Find the lines holding "CHAP" and copy them.

--- --- ---

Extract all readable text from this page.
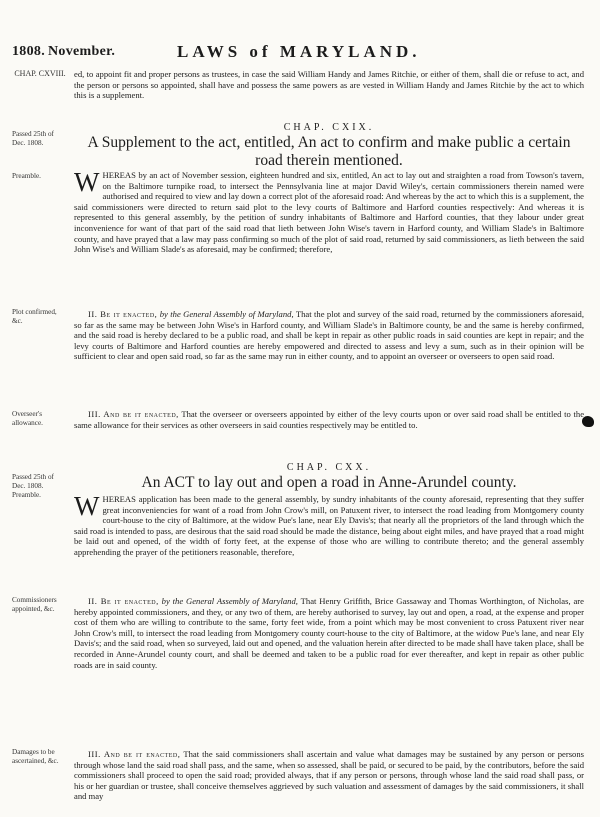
1808. November.	LAWS of MARYLAND.
CHAP. CXVIII. ed, to appoint fit and proper persons as trustees, in case the said William Handy and James Ritchie, or either of them, shall die or refuse to act, and the person or persons so appointed, shall have and possess the same powers as are vested in William Handy and James Ritchie by the act to which this is a supplement.
Passed 25th of Dec. 1808.
CHAP. CXIX.
A Supplement to the act, entitled, An act to confirm and make public a certain road therein mentioned.
Preamble.	WHEREAS by an act of November session, eighteen hundred and six, entitled, An act to lay out and straighten a road from Towson's tavern, on the Baltimore turnpike road, to intersect the Pennsylvania line at major David Wiley's, certain commissioners therein named were authorised and required to view and lay down a correct plot of the aforesaid road: And whereas by the act to which this is a supplement, the said commissioners were directed to return said plot to the levy courts of Baltimore and Harford counties respectively: And whereas it is represented to this general assembly, by the petition of sundry inhabitants of Baltimore and Harford counties, that they labour under great inconvenience for want of that part of the said road that lieth between John Wise's tavern in Harford county, and William Slade's in Baltimore county, and have prayed that a law may pass confirming so much of the plot of said road, returned by said commissioners, as lieth between the said John Wise's and William Slade's as aforesaid, may be confirmed; therefore,
Plot confirmed, &c.
II. Be it enacted, by the General Assembly of Maryland, That the plot and survey of the said road, returned by the commissioners aforesaid, so far as the same may be between John Wise's in Harford county, and William Slade's in Baltimore county, be and the same is hereby confirmed, and the said road is hereby declared to be a public road, and shall be kept in repair as other public roads in said counties are kept in repair; and the levy courts of Baltimore and Harford counties are hereby empowered and directed to assess and levy a sum, such as in their opinion will be sufficient to clear and open said road, so far as the same may run in either county, and to appoint an overseer or overseers to open said road.
Overseer's allowance.
III. And be it enacted, That the overseer or overseers appointed by either of the levy courts upon or over said road shall be entitled to the same allowance for their services as other overseers in said counties respectively may be entitled to.
Passed 25th of Dec. 1808.
Preamble.
CHAP. CXX.
An ACT to lay out and open a road in Anne-Arundel county.
WHEREAS application has been made to the general assembly, by sundry inhabitants of the county aforesaid, representing that they suffer great inconveniencies for want of a road from John Crow's mill, on Patuxent river, to intersect the road leading from Montgomery county court-house to the city of Baltimore, at the widow Pue's lane, near Ely Davis's; that nearly all the proprietors of the land through which the said road is intended to pass, are desirous that the said road should be made the distance, being about eight miles, and have prayed that a road might be laid out and opened, of the width of forty feet, at the expense of those who are willing to contribute thereto; and the general assembly apprehending the prayer of the petitioners reasonable, therefore,
Commissioners appointed, &c.
II. Be it enacted, by the General Assembly of Maryland, That Henry Griffith, Brice Gassaway and Thomas Worthington, of Nicholas, are hereby appointed commissioners, and they, or any two of them, are hereby authorised to survey, lay out and open, a road, at the expense and proper cost of them who are willing to contribute to the same, forty feet wide, from a point which may be most convenient to cross Patuxent river near John Crow's mill, to intersect the road leading from Montgomery county court-house to the city of Baltimore, at the widow Pue's lane, and near Ely Davis's; and the said road, when so surveyed, laid out and opened, and the valuation herein after directed to be made shall have taken place, shall be recorded in Anne-Arundel county court, and shall be deemed and taken to be a public road for ever thereafter, and kept in repair as other public roads are in said county.
Damages to be ascertained, &c.
III. And be it enacted, That the said commissioners shall ascertain and value what damages may be sustained by any person or persons through whose land the said road shall pass, and the same, when so assessed, shall be paid, or secured to be paid, by the contributors, before the said commissioners shall proceed to open the said road; provided always, that if any person or persons, through whose land the said road shall pass, or his or her guardian or trustee, shall conceive themselves aggrieved by such valuation and assessment of damages by the said commissioners, it shall and may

--- --- ---

_Problem solution_
CHAP. CXVIII. ed, to appoint fit and proper persons as trustees, in case the said William Handy and James Ritchie, or either of them, shall die or refuse to act, and the person or persons so appointed, shall have and possess the same powers as are vested in William Handy and James Ritchie by the act to which this is a supplement.
CHAP. CXIX.
CHAP. CXX.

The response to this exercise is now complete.